_THE REQUEST_
Quote all of the data exactly as given. Skip every picture it contains.

Stored records:
= = = =

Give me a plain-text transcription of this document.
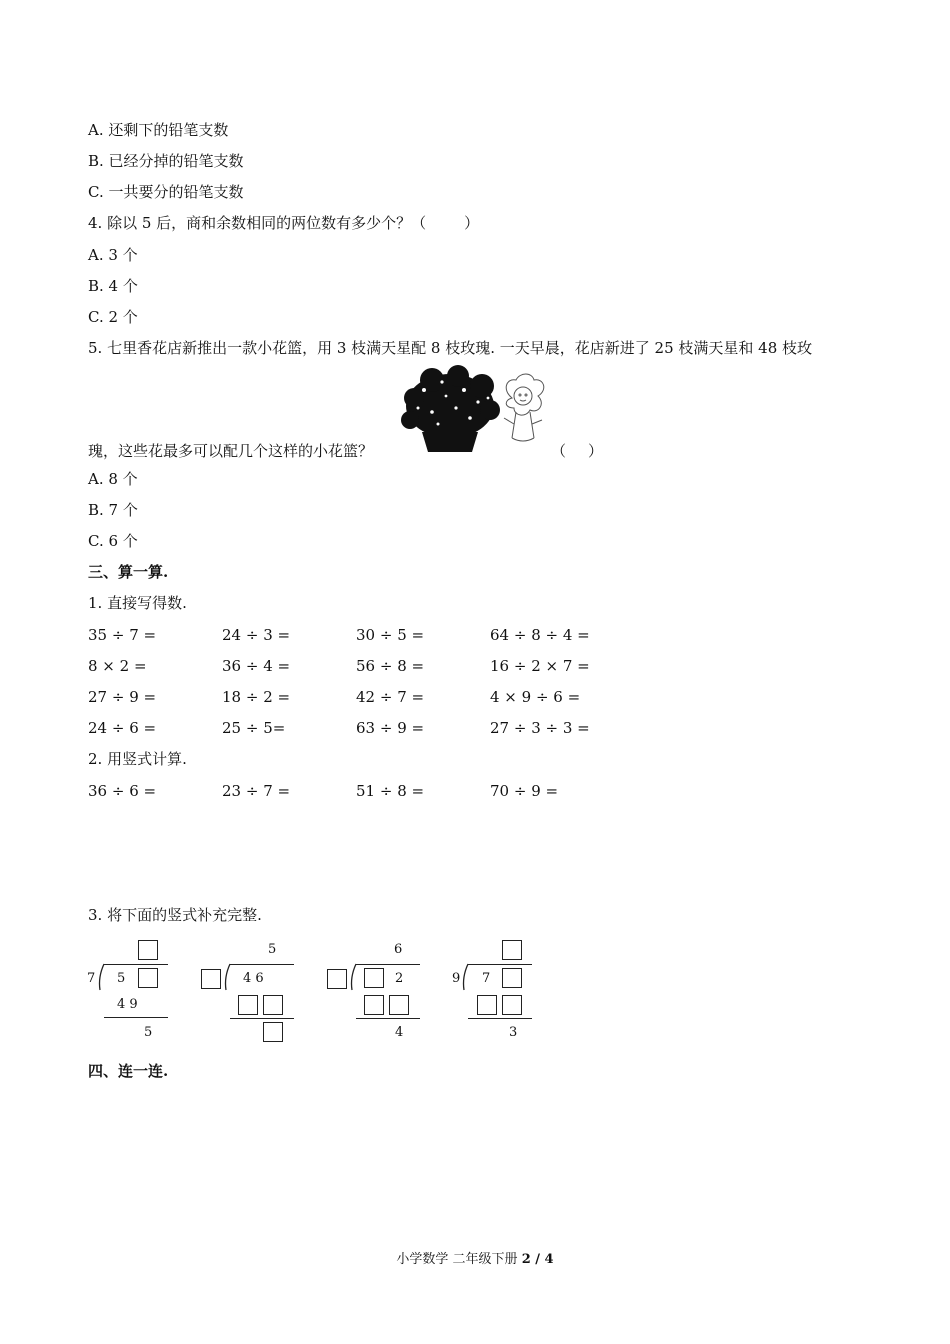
A. 还剩下的铅笔支数
B. 已经分掉的铅笔支数
C. 一共要分的铅笔支数
4. 除以 5 后，商和余数相同的两位数有多少个？（	）
A. 3 个
B. 4 个
C. 2 个
5. 七里香花店新推出一款小花篮，用 3 枝满天星配 8 枝玫瑰. 一天早晨，花店新进了 25 枝满天星和 48 枝玫
瑰，这些花最多可以配几个这样的小花篮？	（ ）
A. 8 个
B. 7 个
C. 6 个
三、算一算.
1. 直接写得数.
35 ÷ 7 =	24 ÷ 3 =	30 ÷ 5 =	64 ÷ 8 ÷ 4 =
8 × 2 =	36 ÷ 4 =	56 ÷ 8 =	16 ÷ 2 × 7 =
27 ÷ 9 =	18 ÷ 2 =	42 ÷ 7 =	4 × 9 ÷ 6 =
24 ÷ 6 =	25 ÷ 5=	63 ÷ 9 =	27 ÷ 3 ÷ 3 =
2. 用竖式计算.
36 ÷ 6 =	23 ÷ 7 =	51 ÷ 8 =	70 ÷ 9 =
3. 将下面的竖式补充完整.
7 5
4 9
5
5
4 6
6
2
4
9 7
3
四、连一连.
小学数学 二年级下册 2 / 4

= = = =

_COMPLETE ANSWER_
Give me a plain-text transcription of this document.
A. 还剩下的铅笔支数
B. 已经分掉的铅笔支数
C. 一共要分的铅笔支数
4. 除以 5 后，商和余数相同的两位数有多少个？（	）
A. 3 个
B. 4 个
C. 2 个
5. 七里香花店新推出一款小花篮，用 3 枝满天星配 8 枝玫瑰. 一天早晨，花店新进了 25 枝满天星和 48 枝玫
瑰，这些花最多可以配几个这样的小花篮？	（ ）
A. 8 个
B. 7 个
C. 6 个
三、算一算.
1. 直接写得数.
35 ÷ 7 =	24 ÷ 3 =	30 ÷ 5 =	64 ÷ 8 ÷ 4 =
8 × 2 =	36 ÷ 4 =	56 ÷ 8 =	16 ÷ 2 × 7 =
27 ÷ 9 =	18 ÷ 2 =	42 ÷ 7 =	4 × 9 ÷ 6 =
24 ÷ 6 =	25 ÷ 5=	63 ÷ 9 =	27 ÷ 3 ÷ 3 =
2. 用竖式计算.
36 ÷ 6 =	23 ÷ 7 =	51 ÷ 8 =	70 ÷ 9 =
3. 将下面的竖式补充完整.
7 5
4 9
5
5
4 6
6
2
4
9 7
3
四、连一连.
小学数学 二年级下册 2 / 4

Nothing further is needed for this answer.